Work required
Every line below should be repeated exactly.

Records
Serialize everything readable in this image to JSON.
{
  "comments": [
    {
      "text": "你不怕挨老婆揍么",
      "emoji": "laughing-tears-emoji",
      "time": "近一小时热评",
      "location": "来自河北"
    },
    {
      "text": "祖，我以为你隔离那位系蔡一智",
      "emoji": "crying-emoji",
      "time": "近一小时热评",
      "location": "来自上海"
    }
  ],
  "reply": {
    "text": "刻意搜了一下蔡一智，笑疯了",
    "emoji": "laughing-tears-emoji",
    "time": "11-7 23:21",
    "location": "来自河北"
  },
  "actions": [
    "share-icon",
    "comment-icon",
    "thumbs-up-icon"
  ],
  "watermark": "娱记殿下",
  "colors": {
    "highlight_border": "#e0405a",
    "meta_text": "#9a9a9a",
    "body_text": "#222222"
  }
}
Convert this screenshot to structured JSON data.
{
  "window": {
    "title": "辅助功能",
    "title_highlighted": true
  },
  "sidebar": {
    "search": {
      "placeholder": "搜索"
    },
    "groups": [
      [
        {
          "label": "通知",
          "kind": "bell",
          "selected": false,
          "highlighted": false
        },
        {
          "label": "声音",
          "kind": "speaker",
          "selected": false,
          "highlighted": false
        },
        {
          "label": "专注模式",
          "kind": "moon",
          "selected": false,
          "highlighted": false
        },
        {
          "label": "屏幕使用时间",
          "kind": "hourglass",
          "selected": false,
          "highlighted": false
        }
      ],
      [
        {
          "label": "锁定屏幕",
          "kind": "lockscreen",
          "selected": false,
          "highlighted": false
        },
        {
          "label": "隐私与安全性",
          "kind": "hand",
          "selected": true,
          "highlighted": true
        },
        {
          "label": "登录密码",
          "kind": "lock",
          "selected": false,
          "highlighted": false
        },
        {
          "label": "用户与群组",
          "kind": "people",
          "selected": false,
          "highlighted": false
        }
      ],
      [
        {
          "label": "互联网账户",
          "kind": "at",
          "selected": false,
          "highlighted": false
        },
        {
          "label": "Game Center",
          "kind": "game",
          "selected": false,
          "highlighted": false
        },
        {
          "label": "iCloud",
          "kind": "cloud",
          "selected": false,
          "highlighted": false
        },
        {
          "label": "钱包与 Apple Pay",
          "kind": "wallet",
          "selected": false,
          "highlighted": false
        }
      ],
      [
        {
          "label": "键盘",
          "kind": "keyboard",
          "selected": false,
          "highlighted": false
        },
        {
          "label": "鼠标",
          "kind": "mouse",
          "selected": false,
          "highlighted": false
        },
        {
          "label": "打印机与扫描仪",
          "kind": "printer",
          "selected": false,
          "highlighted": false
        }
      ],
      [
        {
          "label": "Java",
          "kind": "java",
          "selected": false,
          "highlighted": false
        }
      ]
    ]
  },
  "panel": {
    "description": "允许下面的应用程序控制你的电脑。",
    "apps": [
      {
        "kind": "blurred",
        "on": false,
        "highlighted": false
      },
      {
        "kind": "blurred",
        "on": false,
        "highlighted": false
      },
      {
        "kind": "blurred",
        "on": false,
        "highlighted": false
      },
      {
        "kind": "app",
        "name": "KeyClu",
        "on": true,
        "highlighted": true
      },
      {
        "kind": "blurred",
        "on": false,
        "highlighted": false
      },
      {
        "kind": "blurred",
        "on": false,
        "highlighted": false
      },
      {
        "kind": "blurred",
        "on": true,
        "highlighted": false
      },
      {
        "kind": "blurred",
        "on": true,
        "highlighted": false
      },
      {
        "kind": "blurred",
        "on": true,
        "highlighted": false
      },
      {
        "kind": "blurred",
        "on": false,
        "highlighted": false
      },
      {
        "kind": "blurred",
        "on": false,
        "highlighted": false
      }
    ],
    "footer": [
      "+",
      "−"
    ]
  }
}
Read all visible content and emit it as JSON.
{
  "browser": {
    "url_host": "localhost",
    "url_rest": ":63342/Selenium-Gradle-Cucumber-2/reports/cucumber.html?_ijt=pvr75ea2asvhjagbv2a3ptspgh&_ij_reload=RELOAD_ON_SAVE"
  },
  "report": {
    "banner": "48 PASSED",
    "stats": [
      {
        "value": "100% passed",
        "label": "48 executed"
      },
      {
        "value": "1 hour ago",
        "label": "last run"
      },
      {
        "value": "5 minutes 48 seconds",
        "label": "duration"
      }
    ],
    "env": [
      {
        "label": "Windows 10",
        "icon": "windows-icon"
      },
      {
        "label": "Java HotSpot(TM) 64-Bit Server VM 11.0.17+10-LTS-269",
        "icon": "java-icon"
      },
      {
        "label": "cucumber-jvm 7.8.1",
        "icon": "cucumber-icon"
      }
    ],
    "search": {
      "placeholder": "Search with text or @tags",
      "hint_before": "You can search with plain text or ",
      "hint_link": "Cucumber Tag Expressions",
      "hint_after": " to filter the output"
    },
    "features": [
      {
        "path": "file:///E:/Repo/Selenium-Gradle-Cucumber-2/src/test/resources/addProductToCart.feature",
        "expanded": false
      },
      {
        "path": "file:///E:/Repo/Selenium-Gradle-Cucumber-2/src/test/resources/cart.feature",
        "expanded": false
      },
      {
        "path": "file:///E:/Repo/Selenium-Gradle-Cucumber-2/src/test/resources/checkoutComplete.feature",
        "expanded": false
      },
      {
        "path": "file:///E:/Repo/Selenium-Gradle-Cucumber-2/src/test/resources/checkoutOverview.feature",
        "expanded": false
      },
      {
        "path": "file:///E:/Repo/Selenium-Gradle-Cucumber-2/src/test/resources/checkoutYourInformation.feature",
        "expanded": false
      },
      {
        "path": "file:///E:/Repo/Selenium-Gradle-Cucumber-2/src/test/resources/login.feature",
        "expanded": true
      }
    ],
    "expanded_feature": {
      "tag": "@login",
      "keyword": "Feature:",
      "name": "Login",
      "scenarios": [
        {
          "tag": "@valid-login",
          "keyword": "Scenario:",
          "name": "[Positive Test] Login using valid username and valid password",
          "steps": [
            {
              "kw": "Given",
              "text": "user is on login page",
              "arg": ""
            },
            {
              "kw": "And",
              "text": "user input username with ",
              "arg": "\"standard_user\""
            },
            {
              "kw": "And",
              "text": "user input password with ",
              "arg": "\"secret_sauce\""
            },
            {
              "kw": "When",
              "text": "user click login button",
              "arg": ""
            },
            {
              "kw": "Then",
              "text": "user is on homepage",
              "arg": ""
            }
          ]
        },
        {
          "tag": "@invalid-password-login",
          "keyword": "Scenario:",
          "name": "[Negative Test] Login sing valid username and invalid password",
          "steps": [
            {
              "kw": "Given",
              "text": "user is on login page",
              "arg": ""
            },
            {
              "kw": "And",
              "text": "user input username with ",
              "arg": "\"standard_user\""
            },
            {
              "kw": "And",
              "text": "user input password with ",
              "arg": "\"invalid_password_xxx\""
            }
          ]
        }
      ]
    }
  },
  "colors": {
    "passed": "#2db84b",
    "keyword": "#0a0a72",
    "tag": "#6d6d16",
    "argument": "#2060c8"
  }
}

Correct answer
Serialize everything readable in this image to JSON.
{
  "comments": [
    {
      "text": "你不怕挨老婆揍么",
      "emoji": "laughing-tears-emoji",
      "time": "近一小时热评",
      "location": "来自河北"
    },
    {
      "text": "祖，我以为你隔离那位系蔡一智",
      "emoji": "crying-emoji",
      "time": "近一小时热评",
      "location": "来自上海"
    }
  ],
  "reply": {
    "text": "刻意搜了一下蔡一智，笑疯了",
    "emoji": "laughing-tears-emoji",
    "time": "11-7 23:21",
    "location": "来自河北"
  },
  "actions": [
    "share-icon",
    "comment-icon",
    "thumbs-up-icon"
  ],
  "watermark": "娱记殿下",
  "colors": {
    "highlight_border": "#e0405a",
    "meta_text": "#9a9a9a",
    "body_text": "#222222"
  }
}
Convert this screenshot to structured JSON data.
{
  "window": {
    "title": "辅助功能",
    "title_highlighted": true
  },
  "sidebar": {
    "search": {
      "placeholder": "搜索"
    },
    "groups": [
      [
        {
          "label": "通知",
          "kind": "bell",
          "selected": false,
          "highlighted": false
        },
        {
          "label": "声音",
          "kind": "speaker",
          "selected": false,
          "highlighted": false
        },
        {
          "label": "专注模式",
          "kind": "moon",
          "selected": false,
          "highlighted": false
        },
        {
          "label": "屏幕使用时间",
          "kind": "hourglass",
          "selected": false,
          "highlighted": false
        }
      ],
      [
        {
          "label": "锁定屏幕",
          "kind": "lockscreen",
          "selected": false,
          "highlighted": false
        },
        {
          "label": "隐私与安全性",
          "kind": "hand",
          "selected": true,
          "highlighted": true
        },
        {
          "label": "登录密码",
          "kind": "lock",
          "selected": false,
          "highlighted": false
        },
        {
          "label": "用户与群组",
          "kind": "people",
          "selected": false,
          "highlighted": false
        }
      ],
      [
        {
          "label": "互联网账户",
          "kind": "at",
          "selected": false,
          "highlighted": false
        },
        {
          "label": "Game Center",
          "kind": "game",
          "selected": false,
          "highlighted": false
        },
        {
          "label": "iCloud",
          "kind": "cloud",
          "selected": false,
          "highlighted": false
        },
        {
          "label": "钱包与 Apple Pay",
          "kind": "wallet",
          "selected": false,
          "highlighted": false
        }
      ],
      [
        {
          "label": "键盘",
          "kind": "keyboard",
          "selected": false,
          "highlighted": false
        },
        {
          "label": "鼠标",
          "kind": "mouse",
          "selected": false,
          "highlighted": false
        },
        {
          "label": "打印机与扫描仪",
          "kind": "printer",
          "selected": false,
          "highlighted": false
        }
      ],
      [
        {
          "label": "Java",
          "kind": "java",
          "selected": false,
          "highlighted": false
        }
      ]
    ]
  },
  "panel": {
    "description": "允许下面的应用程序控制你的电脑。",
    "apps": [
      {
        "kind": "blurred",
        "on": false,
        "highlighted": false
      },
      {
        "kind": "blurred",
        "on": false,
        "highlighted": false
      },
      {
        "kind": "blurred",
        "on": false,
        "highlighted": false
      },
      {
        "kind": "app",
        "name": "KeyClu",
        "on": true,
        "highlighted": true
      },
      {
        "kind": "blurred",
        "on": false,
        "highlighted": false
      },
      {
        "kind": "blurred",
        "on": false,
        "highlighted": false
      },
      {
        "kind": "blurred",
        "on": true,
        "highlighted": false
      },
      {
        "kind": "blurred",
        "on": true,
        "highlighted": false
      },
      {
        "kind": "blurred",
        "on": true,
        "highlighted": false
      },
      {
        "kind": "blurred",
        "on": false,
        "highlighted": false
      },
      {
        "kind": "blurred",
        "on": false,
        "highlighted": false
      }
    ],
    "footer": [
      "+",
      "−"
    ]
  }
}
Read all visible content and emit it as JSON.
{
  "browser": {
    "url_host": "localhost",
    "url_rest": ":63342/Selenium-Gradle-Cucumber-2/reports/cucumber.html?_ijt=pvr75ea2asvhjagbv2a3ptspgh&_ij_reload=RELOAD_ON_SAVE"
  },
  "report": {
    "banner": "48 PASSED",
    "stats": [
      {
        "value": "100% passed",
        "label": "48 executed"
      },
      {
        "value": "1 hour ago",
        "label": "last run"
      },
      {
        "value": "5 minutes 48 seconds",
        "label": "duration"
      }
    ],
    "env": [
      {
        "label": "Windows 10",
        "icon": "windows-icon"
      },
      {
        "label": "Java HotSpot(TM) 64-Bit Server VM 11.0.17+10-LTS-269",
        "icon": "java-icon"
      },
      {
        "label": "cucumber-jvm 7.8.1",
        "icon": "cucumber-icon"
      }
    ],
    "search": {
      "placeholder": "Search with text or @tags",
      "hint_before": "You can search with plain text or ",
      "hint_link": "Cucumber Tag Expressions",
      "hint_after": " to filter the output"
    },
    "features": [
      {
        "path": "file:///E:/Repo/Selenium-Gradle-Cucumber-2/src/test/resources/addProductToCart.feature",
        "expanded": false
      },
      {
        "path": "file:///E:/Repo/Selenium-Gradle-Cucumber-2/src/test/resources/cart.feature",
        "expanded": false
      },
      {
        "path": "file:///E:/Repo/Selenium-Gradle-Cucumber-2/src/test/resources/checkoutComplete.feature",
        "expanded": false
      },
      {
        "path": "file:///E:/Repo/Selenium-Gradle-Cucumber-2/src/test/resources/checkoutOverview.feature",
        "expanded": false
      },
      {
        "path": "file:///E:/Repo/Selenium-Gradle-Cucumber-2/src/test/resources/checkoutYourInformation.feature",
        "expanded": false
      },
      {
        "path": "file:///E:/Repo/Selenium-Gradle-Cucumber-2/src/test/resources/login.feature",
        "expanded": true
      }
    ],
    "expanded_feature": {
      "tag": "@login",
      "keyword": "Feature:",
      "name": "Login",
      "scenarios": [
        {
          "tag": "@valid-login",
          "keyword": "Scenario:",
          "name": "[Positive Test] Login using valid username and valid password",
          "steps": [
            {
              "kw": "Given",
              "text": "user is on login page",
              "arg": ""
            },
            {
              "kw": "And",
              "text": "user input username with ",
              "arg": "\"standard_user\""
            },
            {
              "kw": "And",
              "text": "user input password with ",
              "arg": "\"secret_sauce\""
            },
            {
              "kw": "When",
              "text": "user click login button",
              "arg": ""
            },
            {
              "kw": "Then",
              "text": "user is on homepage",
              "arg": ""
            }
          ]
        },
        {
          "tag": "@invalid-password-login",
          "keyword": "Scenario:",
          "name": "[Negative Test] Login sing valid username and invalid password",
          "steps": [
            {
              "kw": "Given",
              "text": "user is on login page",
              "arg": ""
            },
            {
              "kw": "And",
              "text": "user input username with ",
              "arg": "\"standard_user\""
            },
            {
              "kw": "And",
              "text": "user input password with ",
              "arg": "\"invalid_password_xxx\""
            }
          ]
        }
      ]
    }
  },
  "colors": {
    "passed": "#2db84b",
    "keyword": "#0a0a72",
    "tag": "#6d6d16",
    "argument": "#2060c8"
  }
}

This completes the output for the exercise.